### TASK REQUIREMENTS:
All entries should be output exactly as they stand.

== EXTRACTED INFORMATION

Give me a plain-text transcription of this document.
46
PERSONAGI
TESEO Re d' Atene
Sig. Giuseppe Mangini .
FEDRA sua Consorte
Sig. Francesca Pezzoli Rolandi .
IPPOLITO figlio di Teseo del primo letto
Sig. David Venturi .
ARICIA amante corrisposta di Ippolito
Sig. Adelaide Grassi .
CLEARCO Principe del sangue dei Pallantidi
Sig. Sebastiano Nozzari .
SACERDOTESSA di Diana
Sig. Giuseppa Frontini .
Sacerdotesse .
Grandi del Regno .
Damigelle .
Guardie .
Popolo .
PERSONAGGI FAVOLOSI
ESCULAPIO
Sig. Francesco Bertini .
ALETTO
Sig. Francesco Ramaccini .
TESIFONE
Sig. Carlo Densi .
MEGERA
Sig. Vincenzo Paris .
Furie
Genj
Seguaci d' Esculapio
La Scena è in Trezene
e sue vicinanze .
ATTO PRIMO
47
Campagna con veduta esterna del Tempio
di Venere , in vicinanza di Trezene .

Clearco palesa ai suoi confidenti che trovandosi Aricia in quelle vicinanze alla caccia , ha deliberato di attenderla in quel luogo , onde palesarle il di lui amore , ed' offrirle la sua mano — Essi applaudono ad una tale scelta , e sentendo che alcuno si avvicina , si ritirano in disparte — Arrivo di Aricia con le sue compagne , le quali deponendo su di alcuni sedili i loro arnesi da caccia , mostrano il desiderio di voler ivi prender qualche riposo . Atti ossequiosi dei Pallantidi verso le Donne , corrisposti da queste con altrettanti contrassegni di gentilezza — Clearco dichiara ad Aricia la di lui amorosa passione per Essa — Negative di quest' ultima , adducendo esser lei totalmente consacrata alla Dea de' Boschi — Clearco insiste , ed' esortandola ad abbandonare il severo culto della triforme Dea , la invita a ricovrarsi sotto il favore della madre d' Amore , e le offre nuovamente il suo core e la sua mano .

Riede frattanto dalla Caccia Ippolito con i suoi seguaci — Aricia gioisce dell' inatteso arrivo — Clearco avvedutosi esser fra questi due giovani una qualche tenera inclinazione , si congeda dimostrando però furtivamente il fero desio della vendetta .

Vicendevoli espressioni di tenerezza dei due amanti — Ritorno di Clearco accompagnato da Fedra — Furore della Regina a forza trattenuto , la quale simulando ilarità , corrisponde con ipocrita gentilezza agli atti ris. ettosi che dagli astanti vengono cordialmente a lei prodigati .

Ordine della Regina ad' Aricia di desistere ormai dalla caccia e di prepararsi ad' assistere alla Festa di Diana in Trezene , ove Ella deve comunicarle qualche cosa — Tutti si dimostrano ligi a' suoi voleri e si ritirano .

====

### WRITTEN SOLUTION:
Give me a plain-text transcription of this document.
46
PERSONAGI
TESEO Re d' Atene
Sig. Giuseppe Mangini .
FEDRA sua Consorte
Sig. Francesca Pezzoli Rolandi .
IPPOLITO figlio di Teseo del primo letto
Sig. David Venturi .
ARICIA amante corrisposta di Ippolito
Sig. Adelaide Grassi .
CLEARCO Principe del sangue dei Pallantidi
Sig. Sebastiano Nozzari .
SACERDOTESSA di Diana
Sig. Giuseppa Frontini .
Sacerdotesse .
Grandi del Regno .
Damigelle .
Guardie .
Popolo .
PERSONAGGI FAVOLOSI
ESCULAPIO
Sig. Francesco Bertini .
ALETTO
Sig. Francesco Ramaccini .
TESIFONE
Sig. Carlo Densi .
MEGERA
Sig. Vincenzo Paris .
Furie
Genj
Seguaci d' Esculapio
La Scena è in Trezene
e sue vicinanze .
ATTO PRIMO
47
Campagna con veduta esterna del Tempio
di Venere , in vicinanza di Trezene .

Clearco palesa ai suoi confidenti che trovandosi Aricia in quelle vicinanze alla caccia , ha deliberato di attenderla in quel luogo , onde palesarle il di lui amore , ed' offrirle la sua mano — Essi applaudono ad una tale scelta , e sentendo che alcuno si avvicina , si ritirano in disparte — Arrivo di Aricia con le sue compagne , le quali deponendo su di alcuni sedili i loro arnesi da caccia , mostrano il desiderio di voler ivi prender qualche riposo . Atti ossequiosi dei Pallantidi verso le Donne , corrisposti da queste con altrettanti contrassegni di gentilezza — Clearco dichiara ad Aricia la di lui amorosa passione per Essa — Negative di quest' ultima , adducendo esser lei totalmente consacrata alla Dea de' Boschi — Clearco insiste , ed' esortandola ad abbandonare il severo culto della triforme Dea , la invita a ricovrarsi sotto il favore della madre d' Amore , e le offre nuovamente il suo core e la sua mano .

Riede frattanto dalla Caccia Ippolito con i suoi seguaci — Aricia gioisce dell' inatteso arrivo — Clearco avvedutosi esser fra questi due giovani una qualche tenera inclinazione , si congeda dimostrando però furtivamente il fero desio della vendetta .

Vicendevoli espressioni di tenerezza dei due amanti — Ritorno di Clearco accompagnato da Fedra — Furore della Regina a forza trattenuto , la quale simulando ilarità , corrisponde con ipocrita gentilezza agli atti ris. ettosi che dagli astanti vengono cordialmente a lei prodigati .

Ordine della Regina ad' Aricia di desistere ormai dalla caccia e di prepararsi ad' assistere alla Festa di Diana in Trezene , ove Ella deve comunicarle qualche cosa — Tutti si dimostrano ligi a' suoi voleri e si ritirano .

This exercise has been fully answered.